EXERCISE MATERIAL
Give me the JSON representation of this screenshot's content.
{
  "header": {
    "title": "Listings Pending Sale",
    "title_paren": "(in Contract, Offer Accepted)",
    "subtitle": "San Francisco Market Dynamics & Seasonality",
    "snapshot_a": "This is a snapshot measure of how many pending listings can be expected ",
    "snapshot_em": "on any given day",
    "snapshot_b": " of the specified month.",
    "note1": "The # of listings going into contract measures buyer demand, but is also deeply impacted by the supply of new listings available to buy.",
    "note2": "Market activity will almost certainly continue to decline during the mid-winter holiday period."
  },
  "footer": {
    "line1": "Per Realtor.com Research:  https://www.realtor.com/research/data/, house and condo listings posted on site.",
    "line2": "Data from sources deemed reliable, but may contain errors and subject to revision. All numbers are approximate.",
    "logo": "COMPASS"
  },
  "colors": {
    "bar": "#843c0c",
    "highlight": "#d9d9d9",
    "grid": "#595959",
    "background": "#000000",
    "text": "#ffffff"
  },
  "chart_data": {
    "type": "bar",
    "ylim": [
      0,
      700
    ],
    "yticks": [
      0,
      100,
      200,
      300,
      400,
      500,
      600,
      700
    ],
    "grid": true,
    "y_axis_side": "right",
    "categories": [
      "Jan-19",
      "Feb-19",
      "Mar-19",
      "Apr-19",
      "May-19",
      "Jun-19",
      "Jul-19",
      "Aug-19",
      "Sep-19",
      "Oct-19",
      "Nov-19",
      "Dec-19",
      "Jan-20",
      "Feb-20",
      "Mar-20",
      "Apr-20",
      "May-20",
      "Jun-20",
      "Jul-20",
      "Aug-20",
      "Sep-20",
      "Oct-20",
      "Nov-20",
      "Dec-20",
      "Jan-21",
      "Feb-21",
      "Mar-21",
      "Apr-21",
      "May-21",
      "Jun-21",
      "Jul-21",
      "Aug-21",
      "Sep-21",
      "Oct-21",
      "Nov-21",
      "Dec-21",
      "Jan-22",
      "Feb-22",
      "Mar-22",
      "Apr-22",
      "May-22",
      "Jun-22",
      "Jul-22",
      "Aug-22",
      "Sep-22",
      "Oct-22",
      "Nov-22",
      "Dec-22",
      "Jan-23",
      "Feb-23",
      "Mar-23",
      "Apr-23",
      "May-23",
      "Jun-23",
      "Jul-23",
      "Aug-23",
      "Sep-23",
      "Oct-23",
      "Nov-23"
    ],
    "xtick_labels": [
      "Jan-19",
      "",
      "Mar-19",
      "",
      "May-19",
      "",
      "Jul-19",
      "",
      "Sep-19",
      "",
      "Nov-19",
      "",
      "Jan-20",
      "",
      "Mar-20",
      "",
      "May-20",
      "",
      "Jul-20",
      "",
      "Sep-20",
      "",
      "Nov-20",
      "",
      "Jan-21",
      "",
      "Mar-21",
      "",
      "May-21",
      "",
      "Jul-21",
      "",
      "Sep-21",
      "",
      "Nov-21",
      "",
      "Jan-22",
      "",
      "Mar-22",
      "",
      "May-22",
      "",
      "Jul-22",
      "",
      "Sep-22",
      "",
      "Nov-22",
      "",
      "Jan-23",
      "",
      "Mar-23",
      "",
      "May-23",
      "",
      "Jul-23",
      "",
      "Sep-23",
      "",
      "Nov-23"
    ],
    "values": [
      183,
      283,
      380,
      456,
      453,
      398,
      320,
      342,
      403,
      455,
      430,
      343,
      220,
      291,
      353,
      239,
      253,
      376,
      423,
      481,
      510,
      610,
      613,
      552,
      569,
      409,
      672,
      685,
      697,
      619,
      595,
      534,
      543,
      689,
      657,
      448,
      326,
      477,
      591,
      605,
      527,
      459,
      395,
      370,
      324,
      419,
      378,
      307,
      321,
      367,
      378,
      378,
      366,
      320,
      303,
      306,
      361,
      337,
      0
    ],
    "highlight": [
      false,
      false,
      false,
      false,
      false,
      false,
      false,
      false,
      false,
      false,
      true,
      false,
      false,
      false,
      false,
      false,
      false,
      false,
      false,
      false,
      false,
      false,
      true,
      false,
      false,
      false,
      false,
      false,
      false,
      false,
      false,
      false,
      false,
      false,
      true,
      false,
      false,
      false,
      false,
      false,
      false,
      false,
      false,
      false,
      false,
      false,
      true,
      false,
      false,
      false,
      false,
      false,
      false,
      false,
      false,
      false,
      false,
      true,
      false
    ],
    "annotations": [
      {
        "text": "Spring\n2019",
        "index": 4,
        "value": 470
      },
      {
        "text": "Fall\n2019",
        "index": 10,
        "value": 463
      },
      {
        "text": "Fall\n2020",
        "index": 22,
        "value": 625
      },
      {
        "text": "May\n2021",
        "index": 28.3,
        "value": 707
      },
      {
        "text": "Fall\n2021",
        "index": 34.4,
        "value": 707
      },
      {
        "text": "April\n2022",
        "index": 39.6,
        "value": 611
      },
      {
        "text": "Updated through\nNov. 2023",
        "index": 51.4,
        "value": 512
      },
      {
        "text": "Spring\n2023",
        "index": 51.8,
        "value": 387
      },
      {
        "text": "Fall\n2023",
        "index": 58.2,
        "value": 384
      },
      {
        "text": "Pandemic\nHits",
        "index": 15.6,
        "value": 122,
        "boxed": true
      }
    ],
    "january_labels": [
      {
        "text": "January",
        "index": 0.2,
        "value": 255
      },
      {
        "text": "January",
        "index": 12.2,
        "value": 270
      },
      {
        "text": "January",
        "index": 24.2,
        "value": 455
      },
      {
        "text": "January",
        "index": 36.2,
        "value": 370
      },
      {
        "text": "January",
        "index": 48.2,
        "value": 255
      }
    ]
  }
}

DO THIS
Using the listing above, pull out all lines that hold the word "Spring".

WRITTEN REPLY
        "text": "Spring\n2019",
        "text": "Spring\n2023",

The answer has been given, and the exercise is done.